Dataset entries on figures
/---
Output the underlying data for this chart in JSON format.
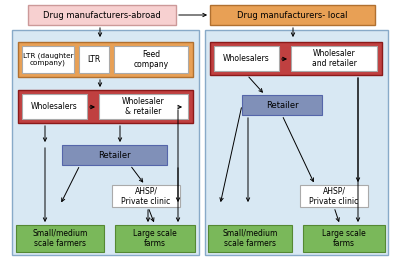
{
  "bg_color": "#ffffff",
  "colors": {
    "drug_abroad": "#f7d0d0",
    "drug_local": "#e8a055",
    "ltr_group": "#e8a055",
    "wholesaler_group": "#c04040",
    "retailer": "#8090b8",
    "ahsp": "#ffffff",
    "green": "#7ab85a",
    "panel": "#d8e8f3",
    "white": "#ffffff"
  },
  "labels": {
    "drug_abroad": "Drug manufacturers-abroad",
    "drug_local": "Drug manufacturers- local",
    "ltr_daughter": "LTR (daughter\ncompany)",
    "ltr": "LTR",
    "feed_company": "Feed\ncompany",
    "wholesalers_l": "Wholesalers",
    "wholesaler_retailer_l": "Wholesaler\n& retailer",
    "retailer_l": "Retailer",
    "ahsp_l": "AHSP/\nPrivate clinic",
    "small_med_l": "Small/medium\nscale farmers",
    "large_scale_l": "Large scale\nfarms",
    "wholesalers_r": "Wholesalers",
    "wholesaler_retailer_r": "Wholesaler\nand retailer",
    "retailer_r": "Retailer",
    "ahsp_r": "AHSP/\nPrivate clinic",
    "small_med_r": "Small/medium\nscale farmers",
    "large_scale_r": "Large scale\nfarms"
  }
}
\---
:: Task details ::
Each line in the listing above that contains "ffffff" should be copied.

:: Exercise answer ::
  "bg_color": "#ffffff",
    "ahsp": "#ffffff",
    "white": "#ffffff"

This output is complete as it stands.